• [To do]
Reproduce each line exactly. Skip none.

........

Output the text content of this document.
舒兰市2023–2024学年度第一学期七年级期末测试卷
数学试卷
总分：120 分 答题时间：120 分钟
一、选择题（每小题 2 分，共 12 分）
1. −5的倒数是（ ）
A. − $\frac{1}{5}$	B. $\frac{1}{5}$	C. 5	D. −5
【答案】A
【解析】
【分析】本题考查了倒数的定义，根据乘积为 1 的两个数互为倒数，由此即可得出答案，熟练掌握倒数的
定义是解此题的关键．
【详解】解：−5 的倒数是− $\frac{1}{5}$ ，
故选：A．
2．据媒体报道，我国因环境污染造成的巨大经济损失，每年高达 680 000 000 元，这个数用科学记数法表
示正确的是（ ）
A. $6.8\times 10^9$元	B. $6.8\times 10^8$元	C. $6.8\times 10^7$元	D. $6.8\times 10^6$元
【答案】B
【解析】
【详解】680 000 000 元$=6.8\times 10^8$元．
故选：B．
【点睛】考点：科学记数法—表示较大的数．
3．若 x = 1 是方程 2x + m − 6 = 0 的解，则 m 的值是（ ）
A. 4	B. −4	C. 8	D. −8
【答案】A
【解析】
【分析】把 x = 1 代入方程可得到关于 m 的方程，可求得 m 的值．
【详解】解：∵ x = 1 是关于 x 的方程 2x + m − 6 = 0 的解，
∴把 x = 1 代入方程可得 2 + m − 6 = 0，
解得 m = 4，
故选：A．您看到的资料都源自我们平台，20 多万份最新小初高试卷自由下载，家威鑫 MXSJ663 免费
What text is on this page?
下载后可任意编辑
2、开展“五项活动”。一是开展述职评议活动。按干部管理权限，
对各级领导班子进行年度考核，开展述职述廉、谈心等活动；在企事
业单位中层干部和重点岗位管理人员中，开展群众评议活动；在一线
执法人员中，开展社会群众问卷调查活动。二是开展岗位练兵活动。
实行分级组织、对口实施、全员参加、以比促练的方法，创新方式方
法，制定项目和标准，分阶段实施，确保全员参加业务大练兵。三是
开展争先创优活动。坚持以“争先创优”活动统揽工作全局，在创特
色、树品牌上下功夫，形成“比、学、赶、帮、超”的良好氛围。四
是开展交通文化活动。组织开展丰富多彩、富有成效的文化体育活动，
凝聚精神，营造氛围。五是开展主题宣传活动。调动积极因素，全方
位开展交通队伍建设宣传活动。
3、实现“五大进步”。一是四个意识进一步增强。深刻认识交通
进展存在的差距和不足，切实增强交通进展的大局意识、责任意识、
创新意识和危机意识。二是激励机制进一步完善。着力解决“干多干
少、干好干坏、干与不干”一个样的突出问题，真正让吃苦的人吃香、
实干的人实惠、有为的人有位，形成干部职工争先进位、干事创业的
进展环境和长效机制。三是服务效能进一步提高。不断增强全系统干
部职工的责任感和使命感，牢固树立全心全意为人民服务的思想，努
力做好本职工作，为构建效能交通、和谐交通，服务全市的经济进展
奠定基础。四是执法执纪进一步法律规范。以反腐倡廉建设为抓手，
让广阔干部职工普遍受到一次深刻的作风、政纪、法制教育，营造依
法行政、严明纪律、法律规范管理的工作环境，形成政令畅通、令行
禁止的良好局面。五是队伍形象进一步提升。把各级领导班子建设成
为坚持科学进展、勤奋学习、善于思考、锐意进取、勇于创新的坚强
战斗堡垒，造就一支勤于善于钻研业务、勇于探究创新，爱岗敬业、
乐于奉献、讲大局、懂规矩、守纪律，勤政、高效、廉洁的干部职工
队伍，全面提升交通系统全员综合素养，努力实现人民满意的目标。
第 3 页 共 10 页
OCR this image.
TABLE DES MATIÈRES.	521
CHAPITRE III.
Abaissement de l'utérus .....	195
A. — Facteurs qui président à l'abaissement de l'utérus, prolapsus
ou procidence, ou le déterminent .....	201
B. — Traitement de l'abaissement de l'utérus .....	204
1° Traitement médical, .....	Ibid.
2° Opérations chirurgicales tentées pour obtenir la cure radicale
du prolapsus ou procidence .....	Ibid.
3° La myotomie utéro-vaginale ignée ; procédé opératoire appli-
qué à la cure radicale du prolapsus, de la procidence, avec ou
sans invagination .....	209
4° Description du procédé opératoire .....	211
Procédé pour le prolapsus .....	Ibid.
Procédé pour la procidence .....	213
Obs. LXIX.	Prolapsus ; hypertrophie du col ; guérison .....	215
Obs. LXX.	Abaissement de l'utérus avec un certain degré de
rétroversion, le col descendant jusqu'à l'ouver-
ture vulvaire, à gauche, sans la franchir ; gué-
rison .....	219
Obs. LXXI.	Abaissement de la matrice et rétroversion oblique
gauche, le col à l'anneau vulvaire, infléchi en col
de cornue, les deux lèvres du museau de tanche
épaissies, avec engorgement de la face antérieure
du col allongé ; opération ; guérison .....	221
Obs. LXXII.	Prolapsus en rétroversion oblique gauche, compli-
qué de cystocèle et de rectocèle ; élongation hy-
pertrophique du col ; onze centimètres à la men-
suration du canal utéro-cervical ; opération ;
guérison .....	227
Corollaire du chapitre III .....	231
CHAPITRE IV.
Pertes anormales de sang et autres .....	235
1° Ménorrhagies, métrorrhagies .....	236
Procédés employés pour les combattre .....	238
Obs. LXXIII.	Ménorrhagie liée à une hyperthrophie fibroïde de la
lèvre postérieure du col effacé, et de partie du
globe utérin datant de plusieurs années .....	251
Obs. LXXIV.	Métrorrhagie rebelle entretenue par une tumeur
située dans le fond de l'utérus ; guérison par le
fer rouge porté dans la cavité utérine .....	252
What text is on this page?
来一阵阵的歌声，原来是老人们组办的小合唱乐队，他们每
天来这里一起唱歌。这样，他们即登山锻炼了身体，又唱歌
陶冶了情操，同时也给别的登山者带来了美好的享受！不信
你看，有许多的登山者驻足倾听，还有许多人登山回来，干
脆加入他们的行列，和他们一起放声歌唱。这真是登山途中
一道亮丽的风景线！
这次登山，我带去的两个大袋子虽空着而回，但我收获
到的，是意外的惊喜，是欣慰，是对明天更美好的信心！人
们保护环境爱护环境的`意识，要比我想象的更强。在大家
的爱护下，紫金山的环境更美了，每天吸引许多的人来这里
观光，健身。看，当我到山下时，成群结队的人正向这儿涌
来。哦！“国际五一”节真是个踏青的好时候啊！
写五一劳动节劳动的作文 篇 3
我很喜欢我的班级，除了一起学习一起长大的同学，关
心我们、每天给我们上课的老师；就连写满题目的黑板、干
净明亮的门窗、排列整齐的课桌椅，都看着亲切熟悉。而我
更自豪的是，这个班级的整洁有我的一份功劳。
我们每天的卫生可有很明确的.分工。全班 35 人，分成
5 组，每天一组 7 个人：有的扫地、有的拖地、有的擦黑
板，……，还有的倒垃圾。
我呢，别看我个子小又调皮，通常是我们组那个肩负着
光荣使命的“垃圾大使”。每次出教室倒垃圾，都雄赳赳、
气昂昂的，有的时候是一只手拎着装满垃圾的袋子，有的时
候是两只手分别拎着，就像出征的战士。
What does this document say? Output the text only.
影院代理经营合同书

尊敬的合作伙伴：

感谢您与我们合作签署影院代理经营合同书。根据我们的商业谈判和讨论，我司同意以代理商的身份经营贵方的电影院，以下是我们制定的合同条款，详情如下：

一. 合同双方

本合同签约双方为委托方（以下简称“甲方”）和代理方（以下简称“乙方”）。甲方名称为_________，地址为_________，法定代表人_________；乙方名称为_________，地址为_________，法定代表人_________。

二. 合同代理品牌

........

• [Answer below]
Output the text content of this document.
舒兰市2023–2024学年度第一学期七年级期末测试卷
数学试卷
总分：120 分 答题时间：120 分钟
一、选择题（每小题 2 分，共 12 分）
1. −5的倒数是（ ）
A. − $\frac{1}{5}$	B. $\frac{1}{5}$	C. 5	D. −5
【答案】A
【解析】
【分析】本题考查了倒数的定义，根据乘积为 1 的两个数互为倒数，由此即可得出答案，熟练掌握倒数的
定义是解此题的关键．
【详解】解：−5 的倒数是− $\frac{1}{5}$ ，
故选：A．
2．据媒体报道，我国因环境污染造成的巨大经济损失，每年高达 680 000 000 元，这个数用科学记数法表
示正确的是（ ）
A. $6.8\times 10^9$元	B. $6.8\times 10^8$元	C. $6.8\times 10^7$元	D. $6.8\times 10^6$元
【答案】B
【解析】
【详解】680 000 000 元$=6.8\times 10^8$元．
故选：B．
【点睛】考点：科学记数法—表示较大的数．
3．若 x = 1 是方程 2x + m − 6 = 0 的解，则 m 的值是（ ）
A. 4	B. −4	C. 8	D. −8
【答案】A
【解析】
【分析】把 x = 1 代入方程可得到关于 m 的方程，可求得 m 的值．
【详解】解：∵ x = 1 是关于 x 的方程 2x + m − 6 = 0 的解，
∴把 x = 1 代入方程可得 2 + m − 6 = 0，
解得 m = 4，
故选：A．您看到的资料都源自我们平台，20 多万份最新小初高试卷自由下载，家威鑫 MXSJ663 免费
What text is on this page?
下载后可任意编辑
2、开展“五项活动”。一是开展述职评议活动。按干部管理权限，
对各级领导班子进行年度考核，开展述职述廉、谈心等活动；在企事
业单位中层干部和重点岗位管理人员中，开展群众评议活动；在一线
执法人员中，开展社会群众问卷调查活动。二是开展岗位练兵活动。
实行分级组织、对口实施、全员参加、以比促练的方法，创新方式方
法，制定项目和标准，分阶段实施，确保全员参加业务大练兵。三是
开展争先创优活动。坚持以“争先创优”活动统揽工作全局，在创特
色、树品牌上下功夫，形成“比、学、赶、帮、超”的良好氛围。四
是开展交通文化活动。组织开展丰富多彩、富有成效的文化体育活动，
凝聚精神，营造氛围。五是开展主题宣传活动。调动积极因素，全方
位开展交通队伍建设宣传活动。
3、实现“五大进步”。一是四个意识进一步增强。深刻认识交通
进展存在的差距和不足，切实增强交通进展的大局意识、责任意识、
创新意识和危机意识。二是激励机制进一步完善。着力解决“干多干
少、干好干坏、干与不干”一个样的突出问题，真正让吃苦的人吃香、
实干的人实惠、有为的人有位，形成干部职工争先进位、干事创业的
进展环境和长效机制。三是服务效能进一步提高。不断增强全系统干
部职工的责任感和使命感，牢固树立全心全意为人民服务的思想，努
力做好本职工作，为构建效能交通、和谐交通，服务全市的经济进展
奠定基础。四是执法执纪进一步法律规范。以反腐倡廉建设为抓手，
让广阔干部职工普遍受到一次深刻的作风、政纪、法制教育，营造依
法行政、严明纪律、法律规范管理的工作环境，形成政令畅通、令行
禁止的良好局面。五是队伍形象进一步提升。把各级领导班子建设成
为坚持科学进展、勤奋学习、善于思考、锐意进取、勇于创新的坚强
战斗堡垒，造就一支勤于善于钻研业务、勇于探究创新，爱岗敬业、
乐于奉献、讲大局、懂规矩、守纪律，勤政、高效、廉洁的干部职工
队伍，全面提升交通系统全员综合素养，努力实现人民满意的目标。
第 3 页 共 10 页
OCR this image.
TABLE DES MATIÈRES.	521
CHAPITRE III.
Abaissement de l'utérus .....	195
A. — Facteurs qui président à l'abaissement de l'utérus, prolapsus
ou procidence, ou le déterminent .....	201
B. — Traitement de l'abaissement de l'utérus .....	204
1° Traitement médical, .....	Ibid.
2° Opérations chirurgicales tentées pour obtenir la cure radicale
du prolapsus ou procidence .....	Ibid.
3° La myotomie utéro-vaginale ignée ; procédé opératoire appli-
qué à la cure radicale du prolapsus, de la procidence, avec ou
sans invagination .....	209
4° Description du procédé opératoire .....	211
Procédé pour le prolapsus .....	Ibid.
Procédé pour la procidence .....	213
Obs. LXIX.	Prolapsus ; hypertrophie du col ; guérison .....	215
Obs. LXX.	Abaissement de l'utérus avec un certain degré de
rétroversion, le col descendant jusqu'à l'ouver-
ture vulvaire, à gauche, sans la franchir ; gué-
rison .....	219
Obs. LXXI.	Abaissement de la matrice et rétroversion oblique
gauche, le col à l'anneau vulvaire, infléchi en col
de cornue, les deux lèvres du museau de tanche
épaissies, avec engorgement de la face antérieure
du col allongé ; opération ; guérison .....	221
Obs. LXXII.	Prolapsus en rétroversion oblique gauche, compli-
qué de cystocèle et de rectocèle ; élongation hy-
pertrophique du col ; onze centimètres à la men-
suration du canal utéro-cervical ; opération ;
guérison .....	227
Corollaire du chapitre III .....	231
CHAPITRE IV.
Pertes anormales de sang et autres .....	235
1° Ménorrhagies, métrorrhagies .....	236
Procédés employés pour les combattre .....	238
Obs. LXXIII.	Ménorrhagie liée à une hyperthrophie fibroïde de la
lèvre postérieure du col effacé, et de partie du
globe utérin datant de plusieurs années .....	251
Obs. LXXIV.	Métrorrhagie rebelle entretenue par une tumeur
située dans le fond de l'utérus ; guérison par le
fer rouge porté dans la cavité utérine .....	252
What text is on this page?
来一阵阵的歌声，原来是老人们组办的小合唱乐队，他们每
天来这里一起唱歌。这样，他们即登山锻炼了身体，又唱歌
陶冶了情操，同时也给别的登山者带来了美好的享受！不信
你看，有许多的登山者驻足倾听，还有许多人登山回来，干
脆加入他们的行列，和他们一起放声歌唱。这真是登山途中
一道亮丽的风景线！
这次登山，我带去的两个大袋子虽空着而回，但我收获
到的，是意外的惊喜，是欣慰，是对明天更美好的信心！人
们保护环境爱护环境的`意识，要比我想象的更强。在大家
的爱护下，紫金山的环境更美了，每天吸引许多的人来这里
观光，健身。看，当我到山下时，成群结队的人正向这儿涌
来。哦！“国际五一”节真是个踏青的好时候啊！
写五一劳动节劳动的作文 篇 3
我很喜欢我的班级，除了一起学习一起长大的同学，关
心我们、每天给我们上课的老师；就连写满题目的黑板、干
净明亮的门窗、排列整齐的课桌椅，都看着亲切熟悉。而我
更自豪的是，这个班级的整洁有我的一份功劳。
我们每天的卫生可有很明确的.分工。全班 35 人，分成
5 组，每天一组 7 个人：有的扫地、有的拖地、有的擦黑
板，……，还有的倒垃圾。
我呢，别看我个子小又调皮，通常是我们组那个肩负着
光荣使命的“垃圾大使”。每次出教室倒垃圾，都雄赳赳、
气昂昂的，有的时候是一只手拎着装满垃圾的袋子，有的时
候是两只手分别拎着，就像出征的战士。
What does this document say? Output the text only.
影院代理经营合同书

尊敬的合作伙伴：

感谢您与我们合作签署影院代理经营合同书。根据我们的商业谈判和讨论，我司同意以代理商的身份经营贵方的电影院，以下是我们制定的合同条款，详情如下：

一. 合同双方

本合同签约双方为委托方（以下简称“甲方”）和代理方（以下简称“乙方”）。甲方名称为_________，地址为_________，法定代表人_________；乙方名称为_________，地址为_________，法定代表人_________。

二. 合同代理品牌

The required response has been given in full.